> **INSTRUCTIONS TO FOLLOW**
Copy every line of these records word for word.
··· DATA TO USE ···
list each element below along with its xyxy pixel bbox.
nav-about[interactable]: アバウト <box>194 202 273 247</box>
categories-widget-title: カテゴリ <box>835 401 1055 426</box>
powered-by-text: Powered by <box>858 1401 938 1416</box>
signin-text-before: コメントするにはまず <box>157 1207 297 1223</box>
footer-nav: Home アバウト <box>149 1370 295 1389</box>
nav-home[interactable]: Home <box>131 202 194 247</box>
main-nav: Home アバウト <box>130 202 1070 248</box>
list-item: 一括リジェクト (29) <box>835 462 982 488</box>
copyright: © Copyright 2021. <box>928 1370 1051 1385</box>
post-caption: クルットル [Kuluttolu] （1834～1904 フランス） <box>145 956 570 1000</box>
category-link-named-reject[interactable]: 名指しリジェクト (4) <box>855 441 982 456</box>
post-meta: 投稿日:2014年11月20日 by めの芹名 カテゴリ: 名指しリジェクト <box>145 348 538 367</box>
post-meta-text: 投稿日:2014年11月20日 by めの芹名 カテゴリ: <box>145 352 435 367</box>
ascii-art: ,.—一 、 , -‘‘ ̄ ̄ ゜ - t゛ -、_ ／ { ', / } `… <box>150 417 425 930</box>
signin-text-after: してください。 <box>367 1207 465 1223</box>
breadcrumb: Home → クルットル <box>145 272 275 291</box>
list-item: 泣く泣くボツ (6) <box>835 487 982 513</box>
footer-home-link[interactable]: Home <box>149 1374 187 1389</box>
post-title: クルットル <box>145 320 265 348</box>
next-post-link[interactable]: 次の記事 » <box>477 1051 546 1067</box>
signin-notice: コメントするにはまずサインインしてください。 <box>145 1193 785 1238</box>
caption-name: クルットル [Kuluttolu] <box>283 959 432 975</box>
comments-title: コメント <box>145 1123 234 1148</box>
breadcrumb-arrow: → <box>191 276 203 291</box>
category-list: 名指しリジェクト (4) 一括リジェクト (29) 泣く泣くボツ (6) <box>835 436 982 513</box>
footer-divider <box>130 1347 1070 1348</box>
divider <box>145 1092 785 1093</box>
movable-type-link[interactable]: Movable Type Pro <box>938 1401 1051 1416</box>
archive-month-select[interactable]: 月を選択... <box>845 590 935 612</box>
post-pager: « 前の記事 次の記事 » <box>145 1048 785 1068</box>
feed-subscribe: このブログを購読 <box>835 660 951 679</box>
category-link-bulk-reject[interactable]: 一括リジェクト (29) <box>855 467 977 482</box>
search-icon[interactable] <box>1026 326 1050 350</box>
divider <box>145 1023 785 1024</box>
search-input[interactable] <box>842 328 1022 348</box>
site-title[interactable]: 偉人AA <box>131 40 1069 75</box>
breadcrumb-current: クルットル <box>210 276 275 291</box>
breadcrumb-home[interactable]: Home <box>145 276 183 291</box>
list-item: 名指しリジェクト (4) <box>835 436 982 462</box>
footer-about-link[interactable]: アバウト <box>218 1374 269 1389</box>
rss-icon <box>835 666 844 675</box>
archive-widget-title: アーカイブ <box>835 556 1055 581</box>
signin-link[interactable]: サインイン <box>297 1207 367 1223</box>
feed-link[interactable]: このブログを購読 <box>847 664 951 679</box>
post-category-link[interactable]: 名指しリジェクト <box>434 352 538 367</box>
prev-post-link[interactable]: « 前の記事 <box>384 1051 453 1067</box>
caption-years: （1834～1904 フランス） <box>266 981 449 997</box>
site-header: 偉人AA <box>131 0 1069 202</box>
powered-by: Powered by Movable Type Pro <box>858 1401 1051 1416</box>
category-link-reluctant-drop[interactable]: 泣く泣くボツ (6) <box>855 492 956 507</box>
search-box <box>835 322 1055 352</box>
···
> **RIGHT ANSWER**
list each element below along with its xyxy pixel bbox.
nav-about[interactable]: アバウト <box>194 202 273 247</box>
categories-widget-title: カテゴリ <box>835 401 1055 426</box>
powered-by-text: Powered by <box>858 1401 938 1416</box>
signin-text-before: コメントするにはまず <box>157 1207 297 1223</box>
footer-nav: Home アバウト <box>149 1370 295 1389</box>
nav-home[interactable]: Home <box>131 202 194 247</box>
main-nav: Home アバウト <box>130 202 1070 248</box>
list-item: 一括リジェクト (29) <box>835 462 982 488</box>
copyright: © Copyright 2021. <box>928 1370 1051 1385</box>
post-caption: クルットル [Kuluttolu] （1834～1904 フランス） <box>145 956 570 1000</box>
category-link-named-reject[interactable]: 名指しリジェクト (4) <box>855 441 982 456</box>
post-meta: 投稿日:2014年11月20日 by めの芹名 カテゴリ: 名指しリジェクト <box>145 348 538 367</box>
post-meta-text: 投稿日:2014年11月20日 by めの芹名 カテゴリ: <box>145 352 435 367</box>
ascii-art: ,.—一 、 , -‘‘ ̄ ̄ ゜ - t゛ -、_ ／ { ', / } `… <box>150 417 425 930</box>
signin-text-after: してください。 <box>367 1207 465 1223</box>
breadcrumb: Home → クルットル <box>145 272 275 291</box>
list-item: 泣く泣くボツ (6) <box>835 487 982 513</box>
footer-home-link[interactable]: Home <box>149 1374 187 1389</box>
post-title: クルットル <box>145 320 265 348</box>
next-post-link[interactable]: 次の記事 » <box>477 1051 546 1067</box>
signin-notice: コメントするにはまずサインインしてください。 <box>145 1193 785 1238</box>
caption-name: クルットル [Kuluttolu] <box>283 959 432 975</box>
comments-title: コメント <box>145 1123 234 1148</box>
breadcrumb-arrow: → <box>191 276 203 291</box>
category-list: 名指しリジェクト (4) 一括リジェクト (29) 泣く泣くボツ (6) <box>835 436 982 513</box>
footer-divider <box>130 1347 1070 1348</box>
divider <box>145 1092 785 1093</box>
movable-type-link[interactable]: Movable Type Pro <box>938 1401 1051 1416</box>
archive-month-select[interactable]: 月を選択... <box>845 590 935 612</box>
post-pager: « 前の記事 次の記事 » <box>145 1048 785 1068</box>
feed-subscribe: このブログを購読 <box>835 660 951 679</box>
category-link-bulk-reject[interactable]: 一括リジェクト (29) <box>855 467 977 482</box>
search-icon[interactable] <box>1026 326 1050 350</box>
divider <box>145 1023 785 1024</box>
search-input[interactable] <box>842 328 1022 348</box>
site-title[interactable]: 偉人AA <box>131 40 1069 75</box>
breadcrumb-current: クルットル <box>210 276 275 291</box>
breadcrumb-home[interactable]: Home <box>145 276 183 291</box>
list-item: 名指しリジェクト (4) <box>835 436 982 462</box>
footer-about-link[interactable]: アバウト <box>218 1374 269 1389</box>
rss-icon <box>835 666 844 675</box>
archive-widget-title: アーカイブ <box>835 556 1055 581</box>
signin-link[interactable]: サインイン <box>297 1207 367 1223</box>
feed-link[interactable]: このブログを購読 <box>847 664 951 679</box>
post-category-link[interactable]: 名指しリジェクト <box>434 352 538 367</box>
prev-post-link[interactable]: « 前の記事 <box>384 1051 453 1067</box>
caption-years: （1834～1904 フランス） <box>266 981 449 997</box>
site-header: 偉人AA <box>131 0 1069 202</box>
powered-by: Powered by Movable Type Pro <box>858 1401 1051 1416</box>
category-link-reluctant-drop[interactable]: 泣く泣くボツ (6) <box>855 492 956 507</box>
search-box <box>835 322 1055 352</box>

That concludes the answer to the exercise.